• Stored records:
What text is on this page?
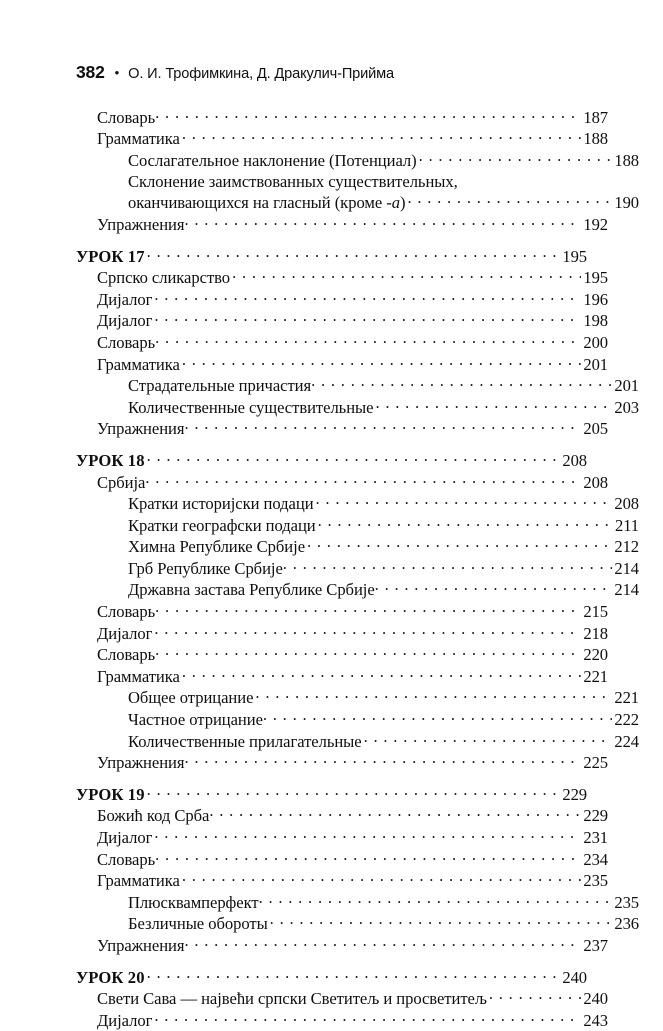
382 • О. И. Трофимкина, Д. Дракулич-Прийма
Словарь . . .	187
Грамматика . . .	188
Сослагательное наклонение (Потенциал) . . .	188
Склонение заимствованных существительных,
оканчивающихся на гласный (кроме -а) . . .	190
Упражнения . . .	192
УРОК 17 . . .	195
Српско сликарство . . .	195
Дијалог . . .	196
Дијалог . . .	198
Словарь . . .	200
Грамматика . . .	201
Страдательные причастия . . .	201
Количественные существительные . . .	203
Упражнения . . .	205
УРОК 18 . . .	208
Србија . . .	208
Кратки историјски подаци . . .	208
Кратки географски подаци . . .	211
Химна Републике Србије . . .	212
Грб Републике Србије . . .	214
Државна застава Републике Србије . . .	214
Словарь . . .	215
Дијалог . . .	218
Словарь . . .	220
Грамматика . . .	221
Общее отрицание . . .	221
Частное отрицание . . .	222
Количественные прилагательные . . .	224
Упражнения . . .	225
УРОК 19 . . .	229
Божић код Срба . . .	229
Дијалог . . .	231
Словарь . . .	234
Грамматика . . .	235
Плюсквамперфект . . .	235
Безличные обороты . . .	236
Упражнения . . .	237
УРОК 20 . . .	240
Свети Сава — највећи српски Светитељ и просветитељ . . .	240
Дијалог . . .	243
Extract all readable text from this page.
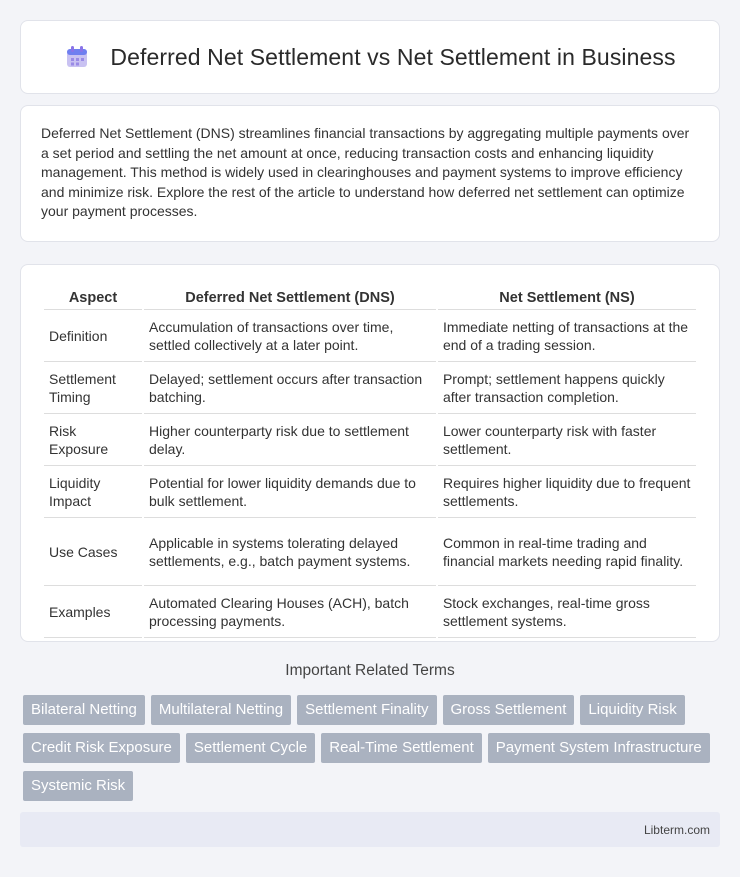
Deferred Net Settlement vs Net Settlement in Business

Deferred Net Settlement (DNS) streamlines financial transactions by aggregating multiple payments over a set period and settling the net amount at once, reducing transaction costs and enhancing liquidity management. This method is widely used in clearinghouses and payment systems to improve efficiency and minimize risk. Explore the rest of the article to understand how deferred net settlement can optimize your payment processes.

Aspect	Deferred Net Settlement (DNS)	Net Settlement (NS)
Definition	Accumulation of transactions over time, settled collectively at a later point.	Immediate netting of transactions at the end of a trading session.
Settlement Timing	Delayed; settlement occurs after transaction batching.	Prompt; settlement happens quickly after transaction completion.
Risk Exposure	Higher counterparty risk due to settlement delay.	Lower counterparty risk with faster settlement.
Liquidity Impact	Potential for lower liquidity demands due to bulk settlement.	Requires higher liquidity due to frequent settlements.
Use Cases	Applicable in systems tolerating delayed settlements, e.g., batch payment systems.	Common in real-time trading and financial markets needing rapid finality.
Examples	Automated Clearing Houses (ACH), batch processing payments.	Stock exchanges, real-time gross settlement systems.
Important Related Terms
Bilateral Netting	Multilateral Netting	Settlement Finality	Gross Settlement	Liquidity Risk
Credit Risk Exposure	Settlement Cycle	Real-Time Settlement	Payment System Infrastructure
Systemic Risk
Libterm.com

• Written instruction:
Go through the records and show every line with the string "Exposure" in it.

• Solved exercise:
Risk Exposure	Higher counterparty risk due to settlement delay.	Lower counterparty risk with faster settlement.
Credit Risk Exposure	Settlement Cycle	Real-Time Settlement	Payment System Infrastructure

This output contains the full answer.